What type of bettor is going to achieve that status of profitable within two years? 

[Sportsbooks are] trying to acquire these users and create the lifetime value, as opposed to just [earning back] the $300 or $400 or $500 [they’re] paying to acquire the customer on a [cost-per-acquisition] basis.

We [have] the largest and highest intent sports betting audience probably in the United States, when you look at our users. Yes, there’s Yahoo and ESPN and there’s a lot of other places, but those are more casual sports bettors and ones that are probably going to be less profitable for the books than ones that are medium bettors or sophisticated bettors that [bet at a] higher frequency and [make] higher deposits. Those are users that are coming back.

How are you ensuring that those high value bettors are coming back to your platform and are converting through your content/affiliate links to your sportsbook clients? 

We had a number of companies talk about acquiring Action 16 months ago [and] some of those were sportsbooks who wanted to lessen the cost of customer acquisition and have a more retained user. And the reality is, that was less exciting for us. We want to be Switzerland, we want to be able to have editorial impunity when we’re delivering on the customer experience to our users. If DraftKings paid us to own the entire share of voice of the site, and the only odds we were selling were DraftKings and the only content was driven towards DraftKings, that’s a crappy user experience.

### PROMPT A
Answer these questions from the sports betting interview:
(i) What dollar amounts are given as what sportsbooks pay to acquire a customer?
(ii) Which two outlets are named as places with more casual sports bettors?
(iii) How long ago did companies talk about acquiring Action?
### PROMPT B
Condense the paragraph of the sports betting interview that begins "We had a number of companies" into a short list that keeps its main facts.
### PROMPT C
From the sports betting interview, extract the text from "[Sportsbooks are] trying" to "a [cost-per-acquisition] basis.".
The material after this point comes from a different source and is unrelated to the sports betting interview.

### MATERIAL PROVIDED
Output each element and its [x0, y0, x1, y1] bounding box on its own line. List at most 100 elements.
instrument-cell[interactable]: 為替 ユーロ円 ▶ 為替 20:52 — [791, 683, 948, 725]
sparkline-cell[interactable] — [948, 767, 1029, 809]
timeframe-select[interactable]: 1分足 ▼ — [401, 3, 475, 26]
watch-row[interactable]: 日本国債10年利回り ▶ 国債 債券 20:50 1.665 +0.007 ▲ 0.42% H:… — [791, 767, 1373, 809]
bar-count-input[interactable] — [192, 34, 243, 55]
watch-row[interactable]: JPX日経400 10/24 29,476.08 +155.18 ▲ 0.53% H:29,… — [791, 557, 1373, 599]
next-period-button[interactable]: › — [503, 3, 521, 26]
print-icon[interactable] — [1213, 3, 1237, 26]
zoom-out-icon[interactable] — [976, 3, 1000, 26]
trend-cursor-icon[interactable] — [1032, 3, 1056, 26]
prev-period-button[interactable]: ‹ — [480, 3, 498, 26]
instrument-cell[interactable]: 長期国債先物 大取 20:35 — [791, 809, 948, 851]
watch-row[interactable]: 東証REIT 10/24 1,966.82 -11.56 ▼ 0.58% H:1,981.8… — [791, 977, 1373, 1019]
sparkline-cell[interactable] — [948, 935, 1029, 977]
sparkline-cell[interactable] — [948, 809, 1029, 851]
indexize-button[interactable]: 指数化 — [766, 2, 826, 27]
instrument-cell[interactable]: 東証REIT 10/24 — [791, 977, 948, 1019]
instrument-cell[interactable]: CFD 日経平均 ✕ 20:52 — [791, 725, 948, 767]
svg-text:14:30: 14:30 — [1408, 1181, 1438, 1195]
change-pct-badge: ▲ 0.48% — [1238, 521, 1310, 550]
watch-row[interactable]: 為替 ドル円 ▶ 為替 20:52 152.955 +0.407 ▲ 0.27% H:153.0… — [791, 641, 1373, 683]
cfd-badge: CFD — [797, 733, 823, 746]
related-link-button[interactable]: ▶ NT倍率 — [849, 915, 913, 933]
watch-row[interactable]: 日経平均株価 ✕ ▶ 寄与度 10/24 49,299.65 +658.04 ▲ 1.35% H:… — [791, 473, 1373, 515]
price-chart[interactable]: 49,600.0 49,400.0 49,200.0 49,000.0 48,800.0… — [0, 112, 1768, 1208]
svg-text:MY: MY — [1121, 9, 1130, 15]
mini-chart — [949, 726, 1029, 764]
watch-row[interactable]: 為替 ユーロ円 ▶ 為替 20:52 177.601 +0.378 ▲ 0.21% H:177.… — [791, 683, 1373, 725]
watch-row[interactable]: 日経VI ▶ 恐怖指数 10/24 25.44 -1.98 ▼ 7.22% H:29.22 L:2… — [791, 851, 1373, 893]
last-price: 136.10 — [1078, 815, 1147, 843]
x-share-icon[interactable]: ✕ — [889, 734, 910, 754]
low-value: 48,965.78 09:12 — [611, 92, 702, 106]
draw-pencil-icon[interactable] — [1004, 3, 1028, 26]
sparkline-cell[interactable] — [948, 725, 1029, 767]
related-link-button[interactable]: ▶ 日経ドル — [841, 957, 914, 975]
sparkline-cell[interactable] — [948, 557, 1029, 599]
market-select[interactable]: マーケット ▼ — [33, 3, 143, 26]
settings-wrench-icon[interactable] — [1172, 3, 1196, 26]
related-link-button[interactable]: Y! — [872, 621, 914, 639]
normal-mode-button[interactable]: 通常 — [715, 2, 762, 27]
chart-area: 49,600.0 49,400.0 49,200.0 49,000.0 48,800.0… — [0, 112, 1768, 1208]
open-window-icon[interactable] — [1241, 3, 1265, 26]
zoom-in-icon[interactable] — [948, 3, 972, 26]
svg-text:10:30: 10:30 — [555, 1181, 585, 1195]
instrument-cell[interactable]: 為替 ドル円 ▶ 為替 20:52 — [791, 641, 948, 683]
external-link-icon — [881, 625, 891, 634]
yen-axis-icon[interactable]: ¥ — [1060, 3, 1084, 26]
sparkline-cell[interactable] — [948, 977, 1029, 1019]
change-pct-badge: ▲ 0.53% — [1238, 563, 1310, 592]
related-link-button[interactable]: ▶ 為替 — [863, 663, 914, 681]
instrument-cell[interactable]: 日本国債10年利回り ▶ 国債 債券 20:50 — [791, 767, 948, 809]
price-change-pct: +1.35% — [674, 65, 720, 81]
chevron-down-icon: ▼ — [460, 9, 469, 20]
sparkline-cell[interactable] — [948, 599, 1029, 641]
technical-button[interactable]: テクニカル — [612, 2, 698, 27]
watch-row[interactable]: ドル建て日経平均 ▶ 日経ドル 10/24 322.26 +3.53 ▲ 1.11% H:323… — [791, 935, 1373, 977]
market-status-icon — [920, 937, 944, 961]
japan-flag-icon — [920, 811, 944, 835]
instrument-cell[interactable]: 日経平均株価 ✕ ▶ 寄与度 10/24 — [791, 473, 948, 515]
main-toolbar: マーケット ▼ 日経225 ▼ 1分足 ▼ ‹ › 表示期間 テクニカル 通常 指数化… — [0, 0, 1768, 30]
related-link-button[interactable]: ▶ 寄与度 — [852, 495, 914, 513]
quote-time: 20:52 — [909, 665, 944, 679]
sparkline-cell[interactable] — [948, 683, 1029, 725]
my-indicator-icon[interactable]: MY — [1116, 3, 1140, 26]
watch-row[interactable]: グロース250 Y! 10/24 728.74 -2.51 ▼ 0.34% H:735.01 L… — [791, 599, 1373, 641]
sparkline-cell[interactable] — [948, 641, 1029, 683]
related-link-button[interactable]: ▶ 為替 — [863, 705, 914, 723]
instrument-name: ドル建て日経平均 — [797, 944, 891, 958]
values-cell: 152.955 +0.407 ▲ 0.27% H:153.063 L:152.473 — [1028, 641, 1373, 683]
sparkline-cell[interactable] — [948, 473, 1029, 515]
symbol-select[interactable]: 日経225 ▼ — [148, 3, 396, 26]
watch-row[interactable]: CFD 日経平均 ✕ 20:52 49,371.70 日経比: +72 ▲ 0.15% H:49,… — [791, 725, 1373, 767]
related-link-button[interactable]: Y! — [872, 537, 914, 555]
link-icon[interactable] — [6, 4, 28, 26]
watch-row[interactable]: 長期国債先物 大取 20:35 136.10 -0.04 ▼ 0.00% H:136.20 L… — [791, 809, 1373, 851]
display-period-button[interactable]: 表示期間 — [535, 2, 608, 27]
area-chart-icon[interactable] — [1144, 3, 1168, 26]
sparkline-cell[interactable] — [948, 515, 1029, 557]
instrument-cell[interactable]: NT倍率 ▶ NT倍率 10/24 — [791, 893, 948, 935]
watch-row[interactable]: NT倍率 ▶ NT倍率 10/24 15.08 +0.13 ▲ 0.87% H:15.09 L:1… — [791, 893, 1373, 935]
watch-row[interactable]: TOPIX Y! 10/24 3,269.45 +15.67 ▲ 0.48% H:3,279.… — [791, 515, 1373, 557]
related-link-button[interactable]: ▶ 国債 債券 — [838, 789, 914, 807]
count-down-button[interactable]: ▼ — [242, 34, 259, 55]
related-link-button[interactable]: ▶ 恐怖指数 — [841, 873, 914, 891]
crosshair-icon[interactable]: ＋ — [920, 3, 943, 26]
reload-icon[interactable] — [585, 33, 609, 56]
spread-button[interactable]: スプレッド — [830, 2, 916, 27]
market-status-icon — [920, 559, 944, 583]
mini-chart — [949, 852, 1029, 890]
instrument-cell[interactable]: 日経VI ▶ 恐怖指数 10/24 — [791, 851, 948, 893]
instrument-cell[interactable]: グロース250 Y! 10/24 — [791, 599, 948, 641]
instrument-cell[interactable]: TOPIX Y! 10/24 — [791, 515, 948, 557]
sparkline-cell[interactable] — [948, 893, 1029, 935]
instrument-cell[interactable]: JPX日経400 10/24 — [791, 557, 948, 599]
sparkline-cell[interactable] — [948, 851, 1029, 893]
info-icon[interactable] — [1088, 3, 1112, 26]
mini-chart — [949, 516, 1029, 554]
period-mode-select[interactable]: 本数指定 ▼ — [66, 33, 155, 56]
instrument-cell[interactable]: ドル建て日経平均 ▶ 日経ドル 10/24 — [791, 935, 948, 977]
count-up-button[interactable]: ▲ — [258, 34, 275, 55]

### TASK SOLUTION A
(i) $300, $400 or $500
(ii) Yahoo and ESPN
(iii) 16 months ago

### TASK SOLUTION B
- About 16 months ago, several companies discussed acquiring Action, including sportsbooks seeking lower customer acquisition costs and better-retained users.
- Action found this less exciting because it wants to stay neutral ("Switzerland") and keep editorial impunity.
- If DraftKings owned the site's entire share of voice, with only its odds and content driven toward it, the user experience would be poor.

### TASK SOLUTION C
[Sportsbooks are] trying to acquire these users and create the lifetime value, as opposed to just [earning back] the $300 or $400 or $500 [they’re] paying to acquire the customer on a [cost-per-acquisition] basis.